* GIVEN EXERCISE: Reproduce every entry in the listing without alteration.

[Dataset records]
────
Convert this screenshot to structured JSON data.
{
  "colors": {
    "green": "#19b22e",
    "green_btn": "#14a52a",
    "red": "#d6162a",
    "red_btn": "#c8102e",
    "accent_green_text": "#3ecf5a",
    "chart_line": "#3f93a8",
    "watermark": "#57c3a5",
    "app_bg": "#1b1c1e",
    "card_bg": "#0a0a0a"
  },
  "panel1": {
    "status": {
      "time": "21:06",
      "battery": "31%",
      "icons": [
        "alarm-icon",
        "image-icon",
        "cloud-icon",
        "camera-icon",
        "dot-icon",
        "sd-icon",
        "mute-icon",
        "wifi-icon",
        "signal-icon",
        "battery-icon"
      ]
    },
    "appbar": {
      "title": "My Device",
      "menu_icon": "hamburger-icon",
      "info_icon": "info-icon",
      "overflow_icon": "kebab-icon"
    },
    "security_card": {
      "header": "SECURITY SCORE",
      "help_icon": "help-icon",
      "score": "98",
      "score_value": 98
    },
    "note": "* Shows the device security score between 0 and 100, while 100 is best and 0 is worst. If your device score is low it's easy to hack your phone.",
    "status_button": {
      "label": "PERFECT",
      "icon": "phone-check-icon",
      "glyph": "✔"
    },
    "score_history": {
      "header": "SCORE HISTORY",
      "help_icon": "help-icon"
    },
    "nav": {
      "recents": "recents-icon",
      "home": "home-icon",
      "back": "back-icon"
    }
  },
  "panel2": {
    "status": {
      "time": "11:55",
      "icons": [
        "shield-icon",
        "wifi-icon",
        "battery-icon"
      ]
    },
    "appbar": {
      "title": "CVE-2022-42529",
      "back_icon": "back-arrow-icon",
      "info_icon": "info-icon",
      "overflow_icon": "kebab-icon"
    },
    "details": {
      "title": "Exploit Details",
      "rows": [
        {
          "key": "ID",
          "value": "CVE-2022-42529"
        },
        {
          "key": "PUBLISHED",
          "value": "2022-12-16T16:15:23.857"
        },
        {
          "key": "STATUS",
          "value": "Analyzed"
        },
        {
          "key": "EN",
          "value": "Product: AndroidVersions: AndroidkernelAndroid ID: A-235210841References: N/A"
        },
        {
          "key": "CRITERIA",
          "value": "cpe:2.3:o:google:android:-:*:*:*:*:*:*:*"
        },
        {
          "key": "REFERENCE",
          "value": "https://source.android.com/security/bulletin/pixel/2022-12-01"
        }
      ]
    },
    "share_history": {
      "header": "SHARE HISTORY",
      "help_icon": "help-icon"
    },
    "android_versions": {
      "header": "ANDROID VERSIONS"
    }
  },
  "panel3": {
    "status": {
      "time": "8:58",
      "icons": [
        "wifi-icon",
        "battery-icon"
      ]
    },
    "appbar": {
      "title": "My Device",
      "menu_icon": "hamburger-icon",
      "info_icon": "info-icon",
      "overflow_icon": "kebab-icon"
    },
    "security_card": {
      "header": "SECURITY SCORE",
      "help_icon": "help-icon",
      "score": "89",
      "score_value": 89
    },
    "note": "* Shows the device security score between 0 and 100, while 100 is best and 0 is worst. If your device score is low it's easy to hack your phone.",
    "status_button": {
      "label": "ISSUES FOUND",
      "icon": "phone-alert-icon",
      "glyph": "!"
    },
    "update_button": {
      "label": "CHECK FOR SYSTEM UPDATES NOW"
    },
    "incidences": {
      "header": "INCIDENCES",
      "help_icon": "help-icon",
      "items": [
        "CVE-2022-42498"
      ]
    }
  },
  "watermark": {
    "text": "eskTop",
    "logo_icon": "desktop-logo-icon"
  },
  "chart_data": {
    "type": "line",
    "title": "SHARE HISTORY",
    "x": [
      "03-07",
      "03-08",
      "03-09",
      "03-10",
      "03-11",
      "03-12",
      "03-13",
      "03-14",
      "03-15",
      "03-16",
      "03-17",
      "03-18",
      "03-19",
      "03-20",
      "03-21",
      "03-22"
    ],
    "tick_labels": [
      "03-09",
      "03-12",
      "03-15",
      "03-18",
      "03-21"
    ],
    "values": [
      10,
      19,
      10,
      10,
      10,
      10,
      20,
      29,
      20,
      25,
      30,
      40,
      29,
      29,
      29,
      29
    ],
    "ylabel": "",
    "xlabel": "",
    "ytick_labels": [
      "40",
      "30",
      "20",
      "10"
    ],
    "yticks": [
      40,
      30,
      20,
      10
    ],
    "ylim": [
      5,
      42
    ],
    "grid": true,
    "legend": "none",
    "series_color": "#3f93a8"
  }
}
────
* THE ANSWER:
Convert this screenshot to structured JSON data.
{
  "colors": {
    "green": "#19b22e",
    "green_btn": "#14a52a",
    "red": "#d6162a",
    "red_btn": "#c8102e",
    "accent_green_text": "#3ecf5a",
    "chart_line": "#3f93a8",
    "watermark": "#57c3a5",
    "app_bg": "#1b1c1e",
    "card_bg": "#0a0a0a"
  },
  "panel1": {
    "status": {
      "time": "21:06",
      "battery": "31%",
      "icons": [
        "alarm-icon",
        "image-icon",
        "cloud-icon",
        "camera-icon",
        "dot-icon",
        "sd-icon",
        "mute-icon",
        "wifi-icon",
        "signal-icon",
        "battery-icon"
      ]
    },
    "appbar": {
      "title": "My Device",
      "menu_icon": "hamburger-icon",
      "info_icon": "info-icon",
      "overflow_icon": "kebab-icon"
    },
    "security_card": {
      "header": "SECURITY SCORE",
      "help_icon": "help-icon",
      "score": "98",
      "score_value": 98
    },
    "note": "* Shows the device security score between 0 and 100, while 100 is best and 0 is worst. If your device score is low it's easy to hack your phone.",
    "status_button": {
      "label": "PERFECT",
      "icon": "phone-check-icon",
      "glyph": "✔"
    },
    "score_history": {
      "header": "SCORE HISTORY",
      "help_icon": "help-icon"
    },
    "nav": {
      "recents": "recents-icon",
      "home": "home-icon",
      "back": "back-icon"
    }
  },
  "panel2": {
    "status": {
      "time": "11:55",
      "icons": [
        "shield-icon",
        "wifi-icon",
        "battery-icon"
      ]
    },
    "appbar": {
      "title": "CVE-2022-42529",
      "back_icon": "back-arrow-icon",
      "info_icon": "info-icon",
      "overflow_icon": "kebab-icon"
    },
    "details": {
      "title": "Exploit Details",
      "rows": [
        {
          "key": "ID",
          "value": "CVE-2022-42529"
        },
        {
          "key": "PUBLISHED",
          "value": "2022-12-16T16:15:23.857"
        },
        {
          "key": "STATUS",
          "value": "Analyzed"
        },
        {
          "key": "EN",
          "value": "Product: AndroidVersions: AndroidkernelAndroid ID: A-235210841References: N/A"
        },
        {
          "key": "CRITERIA",
          "value": "cpe:2.3:o:google:android:-:*:*:*:*:*:*:*"
        },
        {
          "key": "REFERENCE",
          "value": "https://source.android.com/security/bulletin/pixel/2022-12-01"
        }
      ]
    },
    "share_history": {
      "header": "SHARE HISTORY",
      "help_icon": "help-icon"
    },
    "android_versions": {
      "header": "ANDROID VERSIONS"
    }
  },
  "panel3": {
    "status": {
      "time": "8:58",
      "icons": [
        "wifi-icon",
        "battery-icon"
      ]
    },
    "appbar": {
      "title": "My Device",
      "menu_icon": "hamburger-icon",
      "info_icon": "info-icon",
      "overflow_icon": "kebab-icon"
    },
    "security_card": {
      "header": "SECURITY SCORE",
      "help_icon": "help-icon",
      "score": "89",
      "score_value": 89
    },
    "note": "* Shows the device security score between 0 and 100, while 100 is best and 0 is worst. If your device score is low it's easy to hack your phone.",
    "status_button": {
      "label": "ISSUES FOUND",
      "icon": "phone-alert-icon",
      "glyph": "!"
    },
    "update_button": {
      "label": "CHECK FOR SYSTEM UPDATES NOW"
    },
    "incidences": {
      "header": "INCIDENCES",
      "help_icon": "help-icon",
      "items": [
        "CVE-2022-42498"
      ]
    }
  },
  "watermark": {
    "text": "eskTop",
    "logo_icon": "desktop-logo-icon"
  },
  "chart_data": {
    "type": "line",
    "title": "SHARE HISTORY",
    "x": [
      "03-07",
      "03-08",
      "03-09",
      "03-10",
      "03-11",
      "03-12",
      "03-13",
      "03-14",
      "03-15",
      "03-16",
      "03-17",
      "03-18",
      "03-19",
      "03-20",
      "03-21",
      "03-22"
    ],
    "tick_labels": [
      "03-09",
      "03-12",
      "03-15",
      "03-18",
      "03-21"
    ],
    "values": [
      10,
      19,
      10,
      10,
      10,
      10,
      20,
      29,
      20,
      25,
      30,
      40,
      29,
      29,
      29,
      29
    ],
    "ylabel": "",
    "xlabel": "",
    "ytick_labels": [
      "40",
      "30",
      "20",
      "10"
    ],
    "yticks": [
      40,
      30,
      20,
      10
    ],
    "ylim": [
      5,
      42
    ],
    "grid": true,
    "legend": "none",
    "series_color": "#3f93a8"
  }
}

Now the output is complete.